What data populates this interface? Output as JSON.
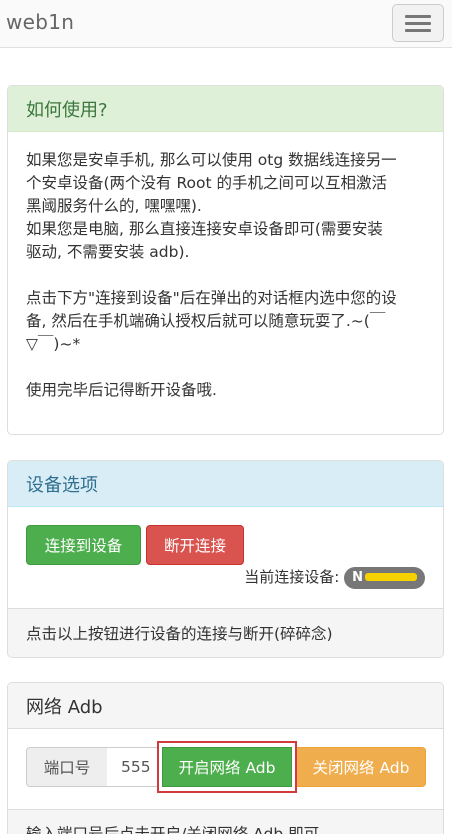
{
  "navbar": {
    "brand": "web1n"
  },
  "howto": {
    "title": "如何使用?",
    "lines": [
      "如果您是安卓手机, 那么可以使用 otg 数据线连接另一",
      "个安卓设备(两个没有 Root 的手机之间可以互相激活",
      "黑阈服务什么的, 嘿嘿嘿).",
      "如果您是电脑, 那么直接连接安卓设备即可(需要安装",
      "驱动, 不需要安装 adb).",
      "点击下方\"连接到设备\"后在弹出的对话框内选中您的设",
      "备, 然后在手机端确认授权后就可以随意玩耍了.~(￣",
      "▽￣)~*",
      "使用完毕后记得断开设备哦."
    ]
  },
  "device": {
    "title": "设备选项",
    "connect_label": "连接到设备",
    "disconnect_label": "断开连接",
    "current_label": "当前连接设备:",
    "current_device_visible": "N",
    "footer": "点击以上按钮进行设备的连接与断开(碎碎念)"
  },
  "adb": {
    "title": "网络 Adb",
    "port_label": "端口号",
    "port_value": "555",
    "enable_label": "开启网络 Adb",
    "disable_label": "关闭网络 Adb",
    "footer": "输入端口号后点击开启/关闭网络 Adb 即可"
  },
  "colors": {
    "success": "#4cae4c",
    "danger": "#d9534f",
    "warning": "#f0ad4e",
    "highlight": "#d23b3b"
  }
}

## What you have to do
Your task is to set down the records shown above exactly, minus any pictures.

## Exercise output
What data populates this interface? Output as JSON.
{
  "navbar": {
    "brand": "web1n"
  },
  "howto": {
    "title": "如何使用?",
    "lines": [
      "如果您是安卓手机, 那么可以使用 otg 数据线连接另一",
      "个安卓设备(两个没有 Root 的手机之间可以互相激活",
      "黑阈服务什么的, 嘿嘿嘿).",
      "如果您是电脑, 那么直接连接安卓设备即可(需要安装",
      "驱动, 不需要安装 adb).",
      "点击下方\"连接到设备\"后在弹出的对话框内选中您的设",
      "备, 然后在手机端确认授权后就可以随意玩耍了.~(￣",
      "▽￣)~*",
      "使用完毕后记得断开设备哦."
    ]
  },
  "device": {
    "title": "设备选项",
    "connect_label": "连接到设备",
    "disconnect_label": "断开连接",
    "current_label": "当前连接设备:",
    "current_device_visible": "N",
    "footer": "点击以上按钮进行设备的连接与断开(碎碎念)"
  },
  "adb": {
    "title": "网络 Adb",
    "port_label": "端口号",
    "port_value": "555",
    "enable_label": "开启网络 Adb",
    "disable_label": "关闭网络 Adb",
    "footer": "输入端口号后点击开启/关闭网络 Adb 即可"
  },
  "colors": {
    "success": "#4cae4c",
    "danger": "#d9534f",
    "warning": "#f0ad4e",
    "highlight": "#d23b3b"
  }
}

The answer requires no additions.